◆ **STATED EXERCISE A**: Name the three operations on the magnitude that the excerpt on magnitude and phase operations lists.

◆ **EXCERPT TO READ**:
DAFx_out = DAFx_out(WLen+1:WLen+L) / max(abs(DAFx_out));

soundsc(DAFx_out, FS);

wavwrite(DAFx_out, FS, ‘r1p2.wav’);

Possible operations on the magnitude are:

1. Multiplication of the magnitudes r=r1.*r2 (so it is an addition in the dB scale). This corresponds to a logical “AND” operation, because one keeps all zones where energy is located.

2. Addition of the magnitude: the equivalent of a logical “OR” operation. However, this is different from mixing, because one only operates on the magnitude according to r=r1+r2.

3. Masking of one sound by the other is performed by keeping the magnitude of one sound if the other magnitude is under a fixed or relative threshold.

Operations on phase are really important for combinations of two sounds. Phase information is very important to ensure the validity (or quasivalidity) of time-frequency representations, and has an influence on the quality:

1. One can keep the phase from only one sound while changing the magnitude. This is a strong cue for the pitch of the resulting sound (theta=theta2).

2. One can add the two phases. In this case we strongly alter the validity of the image (the phase turns with a mean double speed). We can also double the resynthesis hop size n2=2*n1.

3. One can take an arbitrary combination of the two phases, but one should remember that phases are given modulo 2π (except if they have been unwrapped).

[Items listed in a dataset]
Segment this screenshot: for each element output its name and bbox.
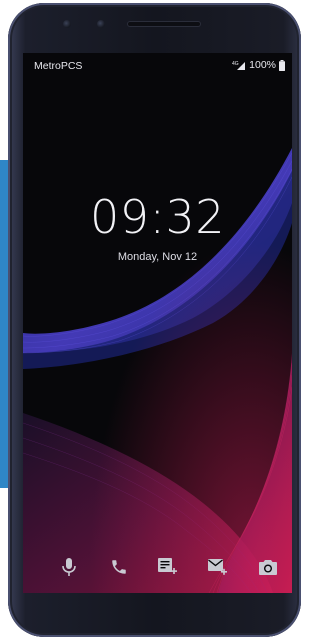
new-note-icon	[158, 558, 177, 574]
earpiece-speaker	[128, 22, 200, 26]
phone-icon	[112, 560, 126, 574]
phone-shortcut[interactable]	[105, 553, 133, 581]
signal-icon: 4G	[232, 61, 246, 70]
new-message-icon	[208, 559, 227, 575]
wallpaper	[23, 53, 292, 593]
new-message-shortcut[interactable]	[204, 553, 232, 581]
lock-screen[interactable]: MetroPCS 4G 100% 09:32 Monday, Nov 12	[23, 53, 292, 593]
voice-assistant-shortcut[interactable]	[55, 553, 83, 581]
microphone-icon	[62, 558, 76, 576]
lock-screen-clock: 09:32	[89, 190, 226, 244]
top-bezel	[8, 3, 301, 53]
status-icons: 4G 100%	[232, 59, 285, 71]
stage: MetroPCS 4G 100% 09:32 Monday, Nov 12	[0, 0, 301, 638]
carrier-name: MetroPCS	[34, 60, 83, 72]
svg-text:4G: 4G	[232, 61, 239, 67]
battery-icon	[279, 59, 285, 71]
status-bar: MetroPCS 4G 100%	[23, 53, 292, 75]
proximity-sensor-icon	[63, 20, 71, 28]
lock-screen-date: Monday, Nov 12	[117, 251, 198, 263]
new-note-shortcut[interactable]	[154, 553, 182, 581]
front-camera-icon	[97, 20, 105, 28]
phone-device: MetroPCS 4G 100% 09:32 Monday, Nov 12	[8, 3, 301, 637]
lock-screen-shortcuts	[23, 553, 292, 581]
camera-icon	[259, 560, 277, 575]
battery-percent: 100%	[249, 59, 276, 71]
bottom-bezel	[8, 593, 301, 637]
camera-shortcut[interactable]	[254, 553, 282, 581]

◆ **STATED EXERCISE B**: Retype the entries from the line containing "558, 177, 574]" through the line containing "3, 301, 53]".

◆ **FULL SOLUTION A**:
1. Multiplication of the magnitudes (r=r1.*r2)
2. Addition of the magnitude (r=r1+r2)
3. Masking of one sound by the other

◆ **FULL SOLUTION B**:
new-note-icon	[158, 558, 177, 574]
earpiece-speaker	[128, 22, 200, 26]
phone-icon	[112, 560, 126, 574]
phone-shortcut[interactable]	[105, 553, 133, 581]
signal-icon: 4G	[232, 61, 246, 70]
new-message-icon	[208, 559, 227, 575]
wallpaper	[23, 53, 292, 593]
new-message-shortcut[interactable]	[204, 553, 232, 581]
lock-screen[interactable]: MetroPCS 4G 100% 09:32 Monday, Nov 12	[23, 53, 292, 593]
voice-assistant-shortcut[interactable]	[55, 553, 83, 581]
microphone-icon	[62, 558, 76, 576]
lock-screen-clock: 09:32	[89, 190, 226, 244]
top-bezel	[8, 3, 301, 53]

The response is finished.